Exercise task:
Scan the entries below. List each line with "humerus".

--- start of Supplied data ---

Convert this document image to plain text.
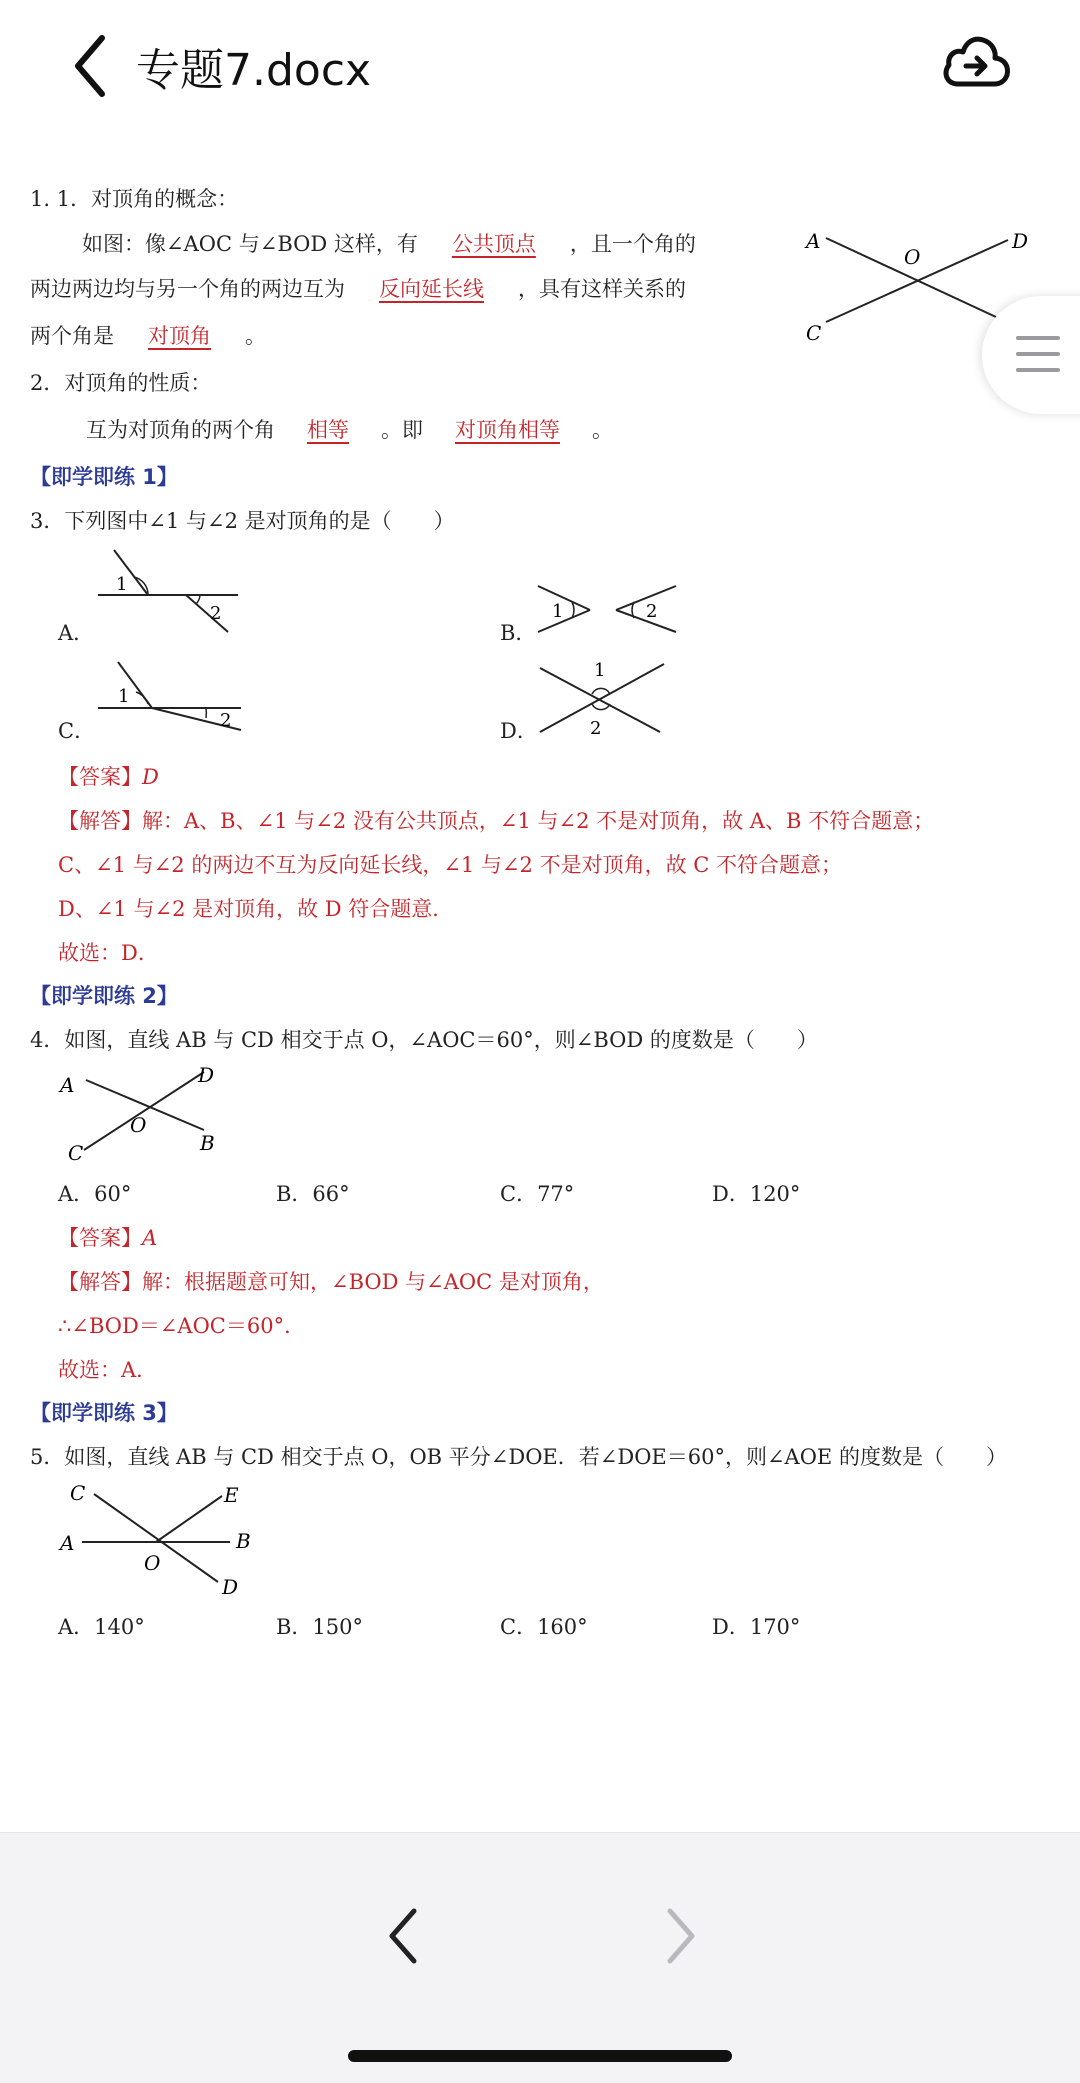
专题7.docx
1. 1．对顶角的概念：
如图：像∠AOC 与∠BOD 这样，有 公共顶点 ，且一个角的
两边两边均与另一个角的两边互为 反向延长线 ，具有这样关系的
两个角是 对顶角 。
A
O
D
C
2．对顶角的性质：
互为对顶角的两个角 相等 。即 对顶角相等 。
【即学即练 1】
3．下列图中∠1 与∠2 是对顶角的是（　　）
A．
1
2
B．
1	2
C．
1
2	D．
1
2
【答案】D
【解答】解：A、B、∠1 与∠2 没有公共顶点，∠1 与∠2 不是对顶角，故 A、B 不符合题意；
C、∠1 与∠2 的两边不互为反向延长线，∠1 与∠2 不是对顶角，故 C 不符合题意；
D、∠1 与∠2 是对顶角，故 D 符合题意．
故选：D．
【即学即练 2】
4．如图，直线 AB 与 CD 相交于点 O，∠AOC＝60°，则∠BOD 的度数是（　　）
A	D
O
C	B
A．60°	B．66°	C．77°	D．120°
【答案】A
【解答】解：根据题意可知，∠BOD 与∠AOC 是对顶角，
∴∠BOD＝∠AOC＝60°．
故选：A．
【即学即练 3】
5．如图，直线 AB 与 CD 相交于点 O，OB 平分∠DOE．若∠DOE＝60°，则∠AOE 的度数是（　　）
C	E
A	B
O
D
A．140°	B．150°	C．160°	D．170°
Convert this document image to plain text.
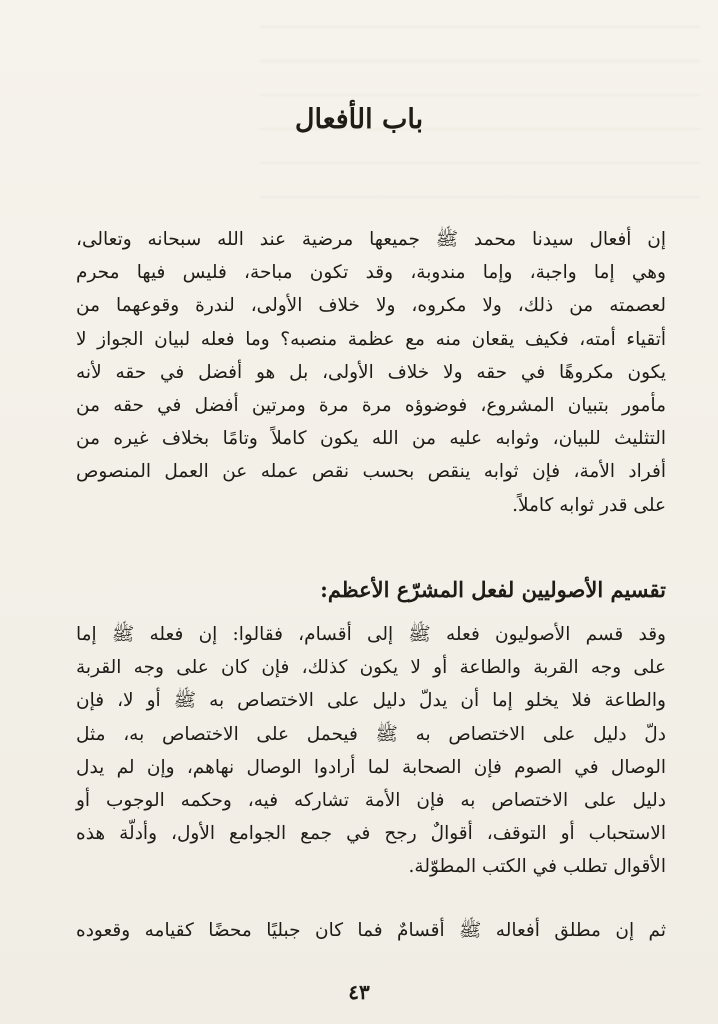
باب الأفعال

إن أفعال سيدنا محمد ﷺ جميعها مرضية عند الله سبحانه وتعالى،

وهي إما واجبة، وإما مندوبة، وقد تكون مباحة، فليس فيها محرم

لعصمته من ذلك، ولا مكروه، ولا خلاف الأولى، لندرة وقوعهما من

أتقياء أمته، فكيف يقعان منه مع عظمة منصبه؟ وما فعله لبيان الجواز لا

يكون مكروهًا في حقه ولا خلاف الأولى، بل هو أفضل في حقه لأنه

مأمور بتبيان المشروع، فوضوؤه مرة مرة ومرتين أفضل في حقه من

التثليث للبيان، وثوابه عليه من الله يكون كاملاً وتامًا بخلاف غيره من

أفراد الأمة، فإن ثوابه ينقص بحسب نقص عمله عن العمل المنصوص

على قدر ثوابه كاملاً.

تقسيم الأصوليين لفعل المشرّع الأعظم:

وقد قسم الأصوليون فعله ﷺ إلى أقسام، فقالوا: إن فعله ﷺ إما

على وجه القربة والطاعة أو لا يكون كذلك، فإن كان على وجه القربة

والطاعة فلا يخلو إما أن يدلّ دليل على الاختصاص به ﷺ أو لا، فإن

دلّ دليل على الاختصاص به ﷺ فيحمل على الاختصاص به، مثل

الوصال في الصوم فإن الصحابة لما أرادوا الوصال نهاهم، وإن لم يدل

دليل على الاختصاص به فإن الأمة تشاركه فيه، وحكمه الوجوب أو

الاستحباب أو التوقف، أقوالٌ رجح في جمع الجوامع الأول، وأدلّة هذه

الأقوال تطلب في الكتب المطوّلة.

ثم إن مطلق أفعاله ﷺ أقسامٌ فما كان جبليًا محضًا كقيامه وقعوده

٤٣
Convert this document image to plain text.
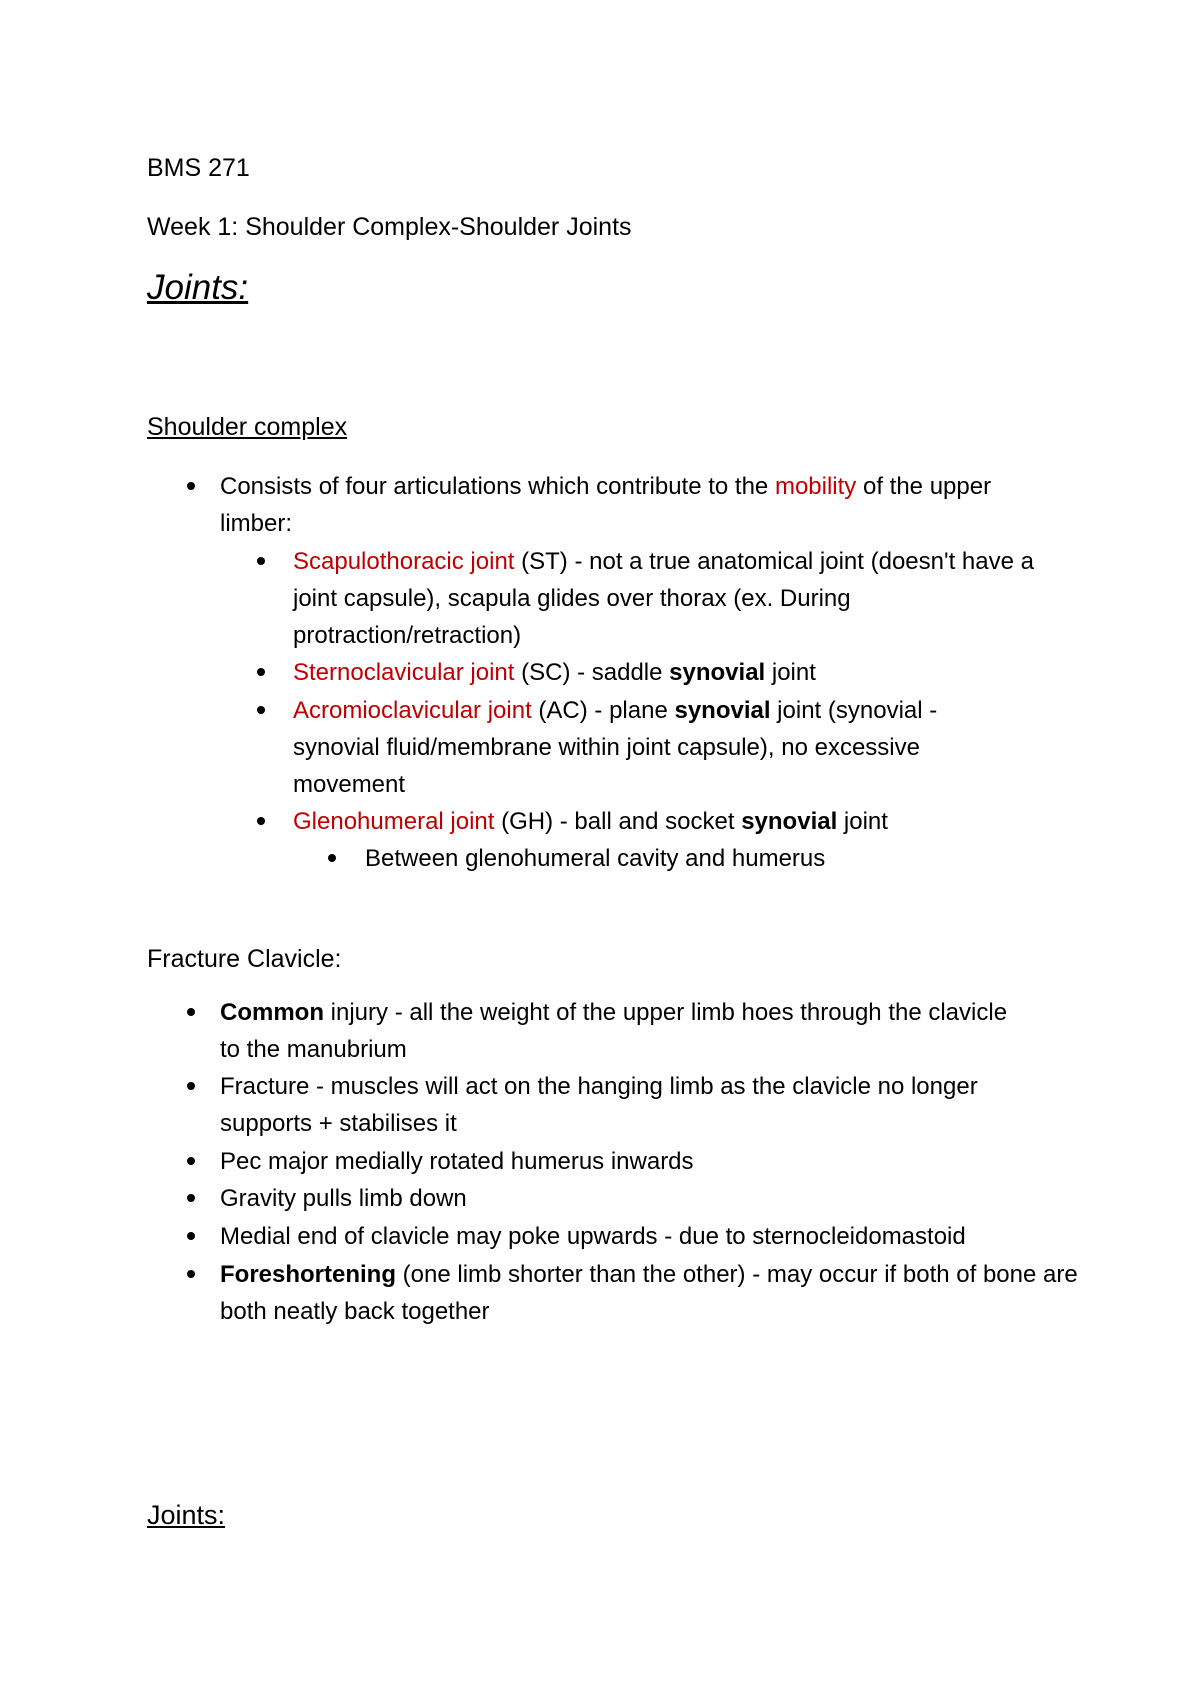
BMS 271
Week 1: Shoulder Complex-Shoulder Joints
Joints:
Shoulder complex
Consists of four articulations which contribute to the mobility of the upper limber:
Scapulothoracic joint (ST) - not a true anatomical joint (doesn't have a joint capsule), scapula glides over thorax (ex. During protraction/retraction)
Sternoclavicular joint (SC) - saddle synovial joint
Acromioclavicular joint (AC) - plane synovial joint (synovial - synovial fluid/membrane within joint capsule), no excessive movement
Glenohumeral joint (GH) - ball and socket synovial joint
Between glenohumeral cavity and humerus
Fracture Clavicle:
Common injury - all the weight of the upper limb hoes through the clavicle to the manubrium
Fracture - muscles will act on the hanging limb as the clavicle no longer supports + stabilises it
Pec major medially rotated humerus inwards
Gravity pulls limb down
Medial end of clavicle may poke upwards - due to sternocleidomastoid
Foreshortening (one limb shorter than the other) - may occur if both of bone are both neatly back together
Joints:
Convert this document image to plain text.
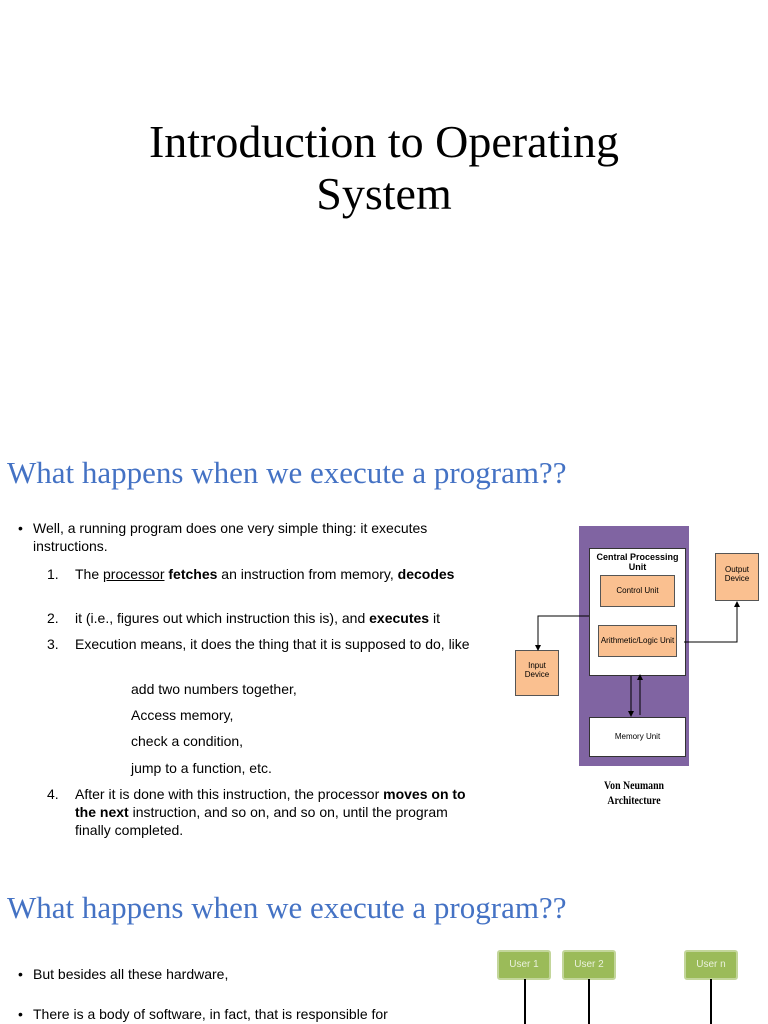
Introduction to Operating
System
What happens when we execute a program??
• Well, a running program does one very simple thing: it executes instructions.
1.	The processor fetches an instruction from memory, decodes
2.	it (i.e., figures out which instruction this is), and executes it
3.	Execution means, it does the thing that it is supposed to do, like
add two numbers together,
Access memory,
check a condition,
jump to a function, etc.
4.	After it is done with this instruction, the processor moves on to the next instruction, and so on, and so on, until the program finally completed.
Central Processing Unit
Control Unit
Arithmetic/Logic Unit
Memory Unit
Input
Device
Output
Device
Von Neumann Architecture
What happens when we execute a program??
• But besides all these hardware,
• There is a body of software, in fact, that is responsible for
User 1	User 2	User n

--- end of Supplied data ---

Completed task:
Between glenohumeral cavity and humerus
Pec major medially rotated humerus inwards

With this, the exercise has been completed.